ITEMS:
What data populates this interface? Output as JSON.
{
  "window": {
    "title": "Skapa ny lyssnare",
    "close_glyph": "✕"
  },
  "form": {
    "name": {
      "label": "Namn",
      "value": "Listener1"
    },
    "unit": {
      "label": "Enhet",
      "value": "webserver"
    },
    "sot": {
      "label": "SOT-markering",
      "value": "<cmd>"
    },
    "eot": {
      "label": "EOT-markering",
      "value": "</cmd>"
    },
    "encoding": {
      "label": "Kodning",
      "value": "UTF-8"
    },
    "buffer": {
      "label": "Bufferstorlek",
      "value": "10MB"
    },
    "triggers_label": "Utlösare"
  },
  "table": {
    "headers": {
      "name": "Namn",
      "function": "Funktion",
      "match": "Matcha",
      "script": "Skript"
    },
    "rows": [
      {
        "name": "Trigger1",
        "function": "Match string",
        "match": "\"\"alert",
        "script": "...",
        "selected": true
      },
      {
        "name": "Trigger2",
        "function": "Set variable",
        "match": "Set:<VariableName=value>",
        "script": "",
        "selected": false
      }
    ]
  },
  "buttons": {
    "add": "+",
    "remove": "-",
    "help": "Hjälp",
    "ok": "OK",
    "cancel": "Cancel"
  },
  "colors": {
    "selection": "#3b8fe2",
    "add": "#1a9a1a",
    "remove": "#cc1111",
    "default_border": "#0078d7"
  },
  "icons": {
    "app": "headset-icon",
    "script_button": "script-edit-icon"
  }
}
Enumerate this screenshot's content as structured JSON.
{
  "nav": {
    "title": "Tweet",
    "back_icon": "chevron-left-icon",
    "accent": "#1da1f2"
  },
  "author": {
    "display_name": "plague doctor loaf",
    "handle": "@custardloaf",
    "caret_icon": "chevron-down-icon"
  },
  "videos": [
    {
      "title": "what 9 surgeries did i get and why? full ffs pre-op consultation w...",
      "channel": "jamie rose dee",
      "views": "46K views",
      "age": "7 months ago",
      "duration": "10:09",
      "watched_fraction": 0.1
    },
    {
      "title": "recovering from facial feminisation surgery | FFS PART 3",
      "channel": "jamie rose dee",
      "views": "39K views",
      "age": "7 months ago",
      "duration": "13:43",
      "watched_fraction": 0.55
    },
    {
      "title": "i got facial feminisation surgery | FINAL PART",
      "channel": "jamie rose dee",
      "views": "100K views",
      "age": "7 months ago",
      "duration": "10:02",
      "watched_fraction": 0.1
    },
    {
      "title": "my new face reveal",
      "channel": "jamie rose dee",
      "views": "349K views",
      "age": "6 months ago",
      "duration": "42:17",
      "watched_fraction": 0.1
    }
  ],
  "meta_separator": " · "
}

INSTRUCTIONS FOR THE TASK: Copy every line in the listing above where the string "title" turns up.

PROBLEM SOLUTION:
    "title": "Skapa ny lyssnare",
    "title": "Tweet",
      "title": "what 9 surgeries did i get and why? full ffs pre-op consultation w...",
      "title": "recovering from facial feminisation surgery | FFS PART 3",
      "title": "i got facial feminisation surgery | FINAL PART",
      "title": "my new face reveal",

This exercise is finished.